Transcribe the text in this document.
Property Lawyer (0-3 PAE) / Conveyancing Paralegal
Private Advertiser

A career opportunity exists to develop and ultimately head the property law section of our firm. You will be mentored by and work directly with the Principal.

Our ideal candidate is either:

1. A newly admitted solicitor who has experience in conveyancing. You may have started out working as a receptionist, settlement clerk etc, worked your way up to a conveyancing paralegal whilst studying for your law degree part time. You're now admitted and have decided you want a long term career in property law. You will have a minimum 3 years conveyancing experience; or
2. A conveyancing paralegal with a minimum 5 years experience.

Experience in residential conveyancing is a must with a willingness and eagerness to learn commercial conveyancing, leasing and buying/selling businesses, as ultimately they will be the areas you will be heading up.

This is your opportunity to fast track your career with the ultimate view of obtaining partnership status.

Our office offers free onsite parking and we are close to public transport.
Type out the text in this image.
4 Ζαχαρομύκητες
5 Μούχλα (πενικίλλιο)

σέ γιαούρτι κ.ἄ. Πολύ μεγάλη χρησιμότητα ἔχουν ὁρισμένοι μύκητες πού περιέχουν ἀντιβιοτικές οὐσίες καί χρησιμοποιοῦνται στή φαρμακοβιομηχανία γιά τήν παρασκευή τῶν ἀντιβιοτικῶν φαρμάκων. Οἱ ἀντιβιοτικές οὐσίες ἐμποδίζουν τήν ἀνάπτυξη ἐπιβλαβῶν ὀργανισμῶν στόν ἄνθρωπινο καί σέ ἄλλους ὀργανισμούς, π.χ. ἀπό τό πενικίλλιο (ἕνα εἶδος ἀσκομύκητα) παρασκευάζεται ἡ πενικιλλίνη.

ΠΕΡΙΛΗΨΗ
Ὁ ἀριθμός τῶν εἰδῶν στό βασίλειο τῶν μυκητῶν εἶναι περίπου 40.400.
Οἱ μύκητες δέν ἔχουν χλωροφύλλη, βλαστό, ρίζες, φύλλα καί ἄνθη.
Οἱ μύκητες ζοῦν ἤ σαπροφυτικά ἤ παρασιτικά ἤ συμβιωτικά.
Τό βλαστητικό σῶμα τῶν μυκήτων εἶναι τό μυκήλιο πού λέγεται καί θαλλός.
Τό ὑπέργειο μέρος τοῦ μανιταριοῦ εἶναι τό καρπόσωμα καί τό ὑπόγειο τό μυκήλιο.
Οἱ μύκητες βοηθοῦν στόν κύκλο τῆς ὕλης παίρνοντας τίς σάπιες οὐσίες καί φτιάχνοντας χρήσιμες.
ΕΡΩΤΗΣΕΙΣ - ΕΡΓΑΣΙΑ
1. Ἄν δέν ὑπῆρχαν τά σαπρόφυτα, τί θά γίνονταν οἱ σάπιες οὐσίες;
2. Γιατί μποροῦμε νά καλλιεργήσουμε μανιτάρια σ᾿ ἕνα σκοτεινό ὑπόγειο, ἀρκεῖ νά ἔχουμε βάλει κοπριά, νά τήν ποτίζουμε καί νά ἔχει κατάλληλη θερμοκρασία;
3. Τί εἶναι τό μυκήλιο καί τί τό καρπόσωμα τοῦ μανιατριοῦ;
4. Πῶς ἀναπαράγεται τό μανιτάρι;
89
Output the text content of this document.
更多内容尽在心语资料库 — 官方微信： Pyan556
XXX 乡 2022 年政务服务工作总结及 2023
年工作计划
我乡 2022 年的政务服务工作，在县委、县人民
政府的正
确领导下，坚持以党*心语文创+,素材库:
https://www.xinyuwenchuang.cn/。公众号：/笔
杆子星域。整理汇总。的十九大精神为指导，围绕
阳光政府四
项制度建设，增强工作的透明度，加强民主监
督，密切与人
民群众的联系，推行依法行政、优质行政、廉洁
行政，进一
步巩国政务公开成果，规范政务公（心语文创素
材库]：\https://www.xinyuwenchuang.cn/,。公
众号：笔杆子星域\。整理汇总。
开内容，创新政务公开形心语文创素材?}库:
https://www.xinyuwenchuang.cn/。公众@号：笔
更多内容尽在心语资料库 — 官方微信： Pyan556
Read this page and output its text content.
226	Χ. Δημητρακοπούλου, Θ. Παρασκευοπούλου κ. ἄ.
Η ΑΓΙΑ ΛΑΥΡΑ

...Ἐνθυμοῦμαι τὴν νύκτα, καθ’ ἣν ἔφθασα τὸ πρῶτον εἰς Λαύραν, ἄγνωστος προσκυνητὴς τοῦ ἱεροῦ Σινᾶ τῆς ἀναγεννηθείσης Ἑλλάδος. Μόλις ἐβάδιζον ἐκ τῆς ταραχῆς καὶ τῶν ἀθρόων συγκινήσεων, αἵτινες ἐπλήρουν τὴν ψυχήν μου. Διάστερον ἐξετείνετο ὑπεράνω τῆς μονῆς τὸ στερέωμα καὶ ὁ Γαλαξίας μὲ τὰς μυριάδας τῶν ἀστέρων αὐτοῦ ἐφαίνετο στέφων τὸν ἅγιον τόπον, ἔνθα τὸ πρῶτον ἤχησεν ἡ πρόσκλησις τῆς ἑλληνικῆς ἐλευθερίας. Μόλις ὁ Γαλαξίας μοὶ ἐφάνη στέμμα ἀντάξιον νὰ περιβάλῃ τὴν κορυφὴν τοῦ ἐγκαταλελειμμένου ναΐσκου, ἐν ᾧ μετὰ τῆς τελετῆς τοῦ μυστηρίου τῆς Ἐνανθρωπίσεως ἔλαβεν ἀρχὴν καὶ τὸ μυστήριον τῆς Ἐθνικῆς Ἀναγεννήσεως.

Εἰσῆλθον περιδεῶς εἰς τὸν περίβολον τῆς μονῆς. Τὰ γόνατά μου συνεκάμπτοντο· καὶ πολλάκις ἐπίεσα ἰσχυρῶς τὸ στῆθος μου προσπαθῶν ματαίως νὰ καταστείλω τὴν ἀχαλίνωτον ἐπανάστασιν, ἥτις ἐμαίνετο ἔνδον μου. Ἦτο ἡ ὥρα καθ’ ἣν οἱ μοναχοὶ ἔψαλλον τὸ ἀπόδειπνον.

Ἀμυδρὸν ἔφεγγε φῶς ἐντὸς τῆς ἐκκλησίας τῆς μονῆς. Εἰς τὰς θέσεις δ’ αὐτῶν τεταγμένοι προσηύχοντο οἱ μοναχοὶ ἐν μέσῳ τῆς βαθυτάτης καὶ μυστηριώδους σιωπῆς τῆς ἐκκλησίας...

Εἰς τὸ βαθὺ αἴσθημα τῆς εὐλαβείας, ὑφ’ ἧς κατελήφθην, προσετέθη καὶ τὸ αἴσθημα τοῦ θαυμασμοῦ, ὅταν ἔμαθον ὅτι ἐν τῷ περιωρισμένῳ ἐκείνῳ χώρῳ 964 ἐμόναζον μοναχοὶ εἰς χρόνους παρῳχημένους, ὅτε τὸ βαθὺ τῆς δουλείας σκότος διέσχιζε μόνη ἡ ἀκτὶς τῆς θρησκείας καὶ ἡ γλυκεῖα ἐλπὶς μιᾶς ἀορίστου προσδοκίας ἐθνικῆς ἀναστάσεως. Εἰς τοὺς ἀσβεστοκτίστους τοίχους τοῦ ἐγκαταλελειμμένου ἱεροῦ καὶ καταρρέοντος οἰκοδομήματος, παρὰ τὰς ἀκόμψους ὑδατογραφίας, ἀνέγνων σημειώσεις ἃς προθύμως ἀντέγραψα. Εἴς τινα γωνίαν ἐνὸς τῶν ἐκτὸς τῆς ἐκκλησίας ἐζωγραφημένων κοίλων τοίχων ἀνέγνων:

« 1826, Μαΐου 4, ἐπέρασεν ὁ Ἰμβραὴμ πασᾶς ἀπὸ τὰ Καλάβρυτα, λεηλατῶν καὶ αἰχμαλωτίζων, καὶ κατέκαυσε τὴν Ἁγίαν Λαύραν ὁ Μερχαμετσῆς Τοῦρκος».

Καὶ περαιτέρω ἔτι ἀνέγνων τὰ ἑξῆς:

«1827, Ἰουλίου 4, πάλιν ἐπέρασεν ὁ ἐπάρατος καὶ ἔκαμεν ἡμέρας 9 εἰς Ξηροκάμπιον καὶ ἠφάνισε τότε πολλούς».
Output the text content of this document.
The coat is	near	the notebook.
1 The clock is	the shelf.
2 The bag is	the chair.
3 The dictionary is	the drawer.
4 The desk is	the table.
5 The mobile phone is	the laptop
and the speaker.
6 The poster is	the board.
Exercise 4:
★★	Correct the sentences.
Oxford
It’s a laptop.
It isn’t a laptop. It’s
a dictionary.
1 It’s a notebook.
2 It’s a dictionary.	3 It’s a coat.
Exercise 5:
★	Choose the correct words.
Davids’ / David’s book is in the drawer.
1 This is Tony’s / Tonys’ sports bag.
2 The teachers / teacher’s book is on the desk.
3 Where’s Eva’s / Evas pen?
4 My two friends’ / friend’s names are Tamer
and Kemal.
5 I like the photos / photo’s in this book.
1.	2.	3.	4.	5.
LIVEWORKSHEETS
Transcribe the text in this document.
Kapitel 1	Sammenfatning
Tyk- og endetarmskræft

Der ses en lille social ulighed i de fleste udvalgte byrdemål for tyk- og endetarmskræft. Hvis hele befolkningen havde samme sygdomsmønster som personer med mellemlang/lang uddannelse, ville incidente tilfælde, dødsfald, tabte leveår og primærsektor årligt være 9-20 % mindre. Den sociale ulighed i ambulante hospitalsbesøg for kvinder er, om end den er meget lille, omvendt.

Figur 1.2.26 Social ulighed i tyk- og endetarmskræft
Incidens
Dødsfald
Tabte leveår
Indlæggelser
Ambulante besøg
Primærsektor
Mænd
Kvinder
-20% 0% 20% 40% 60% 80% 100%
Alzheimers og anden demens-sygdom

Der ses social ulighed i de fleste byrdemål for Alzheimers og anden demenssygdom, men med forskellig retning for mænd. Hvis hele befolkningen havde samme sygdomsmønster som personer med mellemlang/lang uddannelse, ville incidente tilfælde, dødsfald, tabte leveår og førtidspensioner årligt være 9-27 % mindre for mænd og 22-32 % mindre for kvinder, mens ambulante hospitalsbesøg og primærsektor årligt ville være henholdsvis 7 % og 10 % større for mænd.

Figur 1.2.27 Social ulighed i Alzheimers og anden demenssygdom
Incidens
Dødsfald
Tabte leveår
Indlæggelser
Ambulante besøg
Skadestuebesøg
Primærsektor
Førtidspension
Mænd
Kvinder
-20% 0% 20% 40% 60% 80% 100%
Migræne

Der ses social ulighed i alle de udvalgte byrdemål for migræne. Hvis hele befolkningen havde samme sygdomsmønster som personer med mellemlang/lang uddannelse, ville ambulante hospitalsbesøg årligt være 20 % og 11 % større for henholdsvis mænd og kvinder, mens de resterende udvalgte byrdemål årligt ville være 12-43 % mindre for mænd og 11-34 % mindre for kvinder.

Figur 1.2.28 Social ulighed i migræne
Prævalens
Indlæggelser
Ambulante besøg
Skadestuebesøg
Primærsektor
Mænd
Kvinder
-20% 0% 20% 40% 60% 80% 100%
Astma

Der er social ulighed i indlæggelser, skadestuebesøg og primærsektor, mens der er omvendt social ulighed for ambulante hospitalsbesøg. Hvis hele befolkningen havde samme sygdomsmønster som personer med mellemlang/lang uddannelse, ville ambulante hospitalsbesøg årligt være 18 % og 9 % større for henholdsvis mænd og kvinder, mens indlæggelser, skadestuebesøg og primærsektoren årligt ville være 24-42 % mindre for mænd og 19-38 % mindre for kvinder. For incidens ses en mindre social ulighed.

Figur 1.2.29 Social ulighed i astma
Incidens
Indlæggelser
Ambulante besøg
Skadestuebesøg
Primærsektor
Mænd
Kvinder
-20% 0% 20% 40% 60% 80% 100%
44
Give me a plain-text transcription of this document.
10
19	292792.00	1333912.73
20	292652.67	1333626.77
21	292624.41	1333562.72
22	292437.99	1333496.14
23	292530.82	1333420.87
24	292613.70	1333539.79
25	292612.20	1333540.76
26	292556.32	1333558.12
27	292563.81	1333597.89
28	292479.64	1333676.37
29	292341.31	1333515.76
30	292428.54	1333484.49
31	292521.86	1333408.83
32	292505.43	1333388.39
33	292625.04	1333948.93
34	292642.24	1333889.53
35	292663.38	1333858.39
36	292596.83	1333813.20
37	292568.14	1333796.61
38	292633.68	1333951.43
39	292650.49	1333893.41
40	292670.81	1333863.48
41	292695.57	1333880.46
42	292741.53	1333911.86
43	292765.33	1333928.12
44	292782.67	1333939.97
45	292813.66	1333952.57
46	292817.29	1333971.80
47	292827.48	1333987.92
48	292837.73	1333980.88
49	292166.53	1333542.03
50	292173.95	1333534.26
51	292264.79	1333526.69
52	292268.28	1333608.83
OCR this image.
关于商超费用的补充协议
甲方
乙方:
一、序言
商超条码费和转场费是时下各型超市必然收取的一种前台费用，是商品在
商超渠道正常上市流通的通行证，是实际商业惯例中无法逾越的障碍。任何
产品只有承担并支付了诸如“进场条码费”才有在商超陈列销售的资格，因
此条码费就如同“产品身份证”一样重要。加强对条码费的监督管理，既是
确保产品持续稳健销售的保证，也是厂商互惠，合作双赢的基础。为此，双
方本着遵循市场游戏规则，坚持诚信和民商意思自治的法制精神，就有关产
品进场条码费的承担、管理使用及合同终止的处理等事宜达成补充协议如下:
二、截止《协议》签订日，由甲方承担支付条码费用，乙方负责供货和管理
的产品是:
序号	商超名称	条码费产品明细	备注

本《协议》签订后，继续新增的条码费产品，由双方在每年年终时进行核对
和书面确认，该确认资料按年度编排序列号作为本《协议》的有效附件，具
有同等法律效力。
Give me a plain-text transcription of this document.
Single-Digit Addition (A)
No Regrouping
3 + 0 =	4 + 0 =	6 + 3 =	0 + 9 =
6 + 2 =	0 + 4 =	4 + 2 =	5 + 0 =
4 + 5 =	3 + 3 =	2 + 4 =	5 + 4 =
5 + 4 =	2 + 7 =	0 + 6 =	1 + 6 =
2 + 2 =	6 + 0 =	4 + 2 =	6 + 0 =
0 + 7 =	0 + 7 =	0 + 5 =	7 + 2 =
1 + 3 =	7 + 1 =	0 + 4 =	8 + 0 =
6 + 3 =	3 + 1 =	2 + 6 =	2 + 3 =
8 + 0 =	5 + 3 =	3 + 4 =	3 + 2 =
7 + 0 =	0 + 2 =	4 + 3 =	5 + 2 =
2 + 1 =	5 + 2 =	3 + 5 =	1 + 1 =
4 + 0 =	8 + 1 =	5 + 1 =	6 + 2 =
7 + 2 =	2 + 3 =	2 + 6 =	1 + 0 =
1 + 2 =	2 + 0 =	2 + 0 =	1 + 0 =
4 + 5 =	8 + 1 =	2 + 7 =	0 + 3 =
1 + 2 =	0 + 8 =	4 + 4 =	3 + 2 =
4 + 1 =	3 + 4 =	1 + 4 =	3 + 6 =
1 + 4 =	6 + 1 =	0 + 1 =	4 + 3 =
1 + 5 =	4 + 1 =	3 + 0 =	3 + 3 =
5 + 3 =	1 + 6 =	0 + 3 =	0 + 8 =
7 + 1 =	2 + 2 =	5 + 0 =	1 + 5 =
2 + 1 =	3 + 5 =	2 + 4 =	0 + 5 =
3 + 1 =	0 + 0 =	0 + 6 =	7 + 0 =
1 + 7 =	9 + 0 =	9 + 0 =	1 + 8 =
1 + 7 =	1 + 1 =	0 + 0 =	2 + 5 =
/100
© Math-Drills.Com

══════

Exercise objective:
Copy out every line from the data above that has "opportunity" in it.

Task answer:
A career opportunity exists to develop and ultimately head the property law section of our firm. You will be mentored by and work directly with the Principal.
This is your opportunity to fast track your career with the ultimate view of obtaining partnership status.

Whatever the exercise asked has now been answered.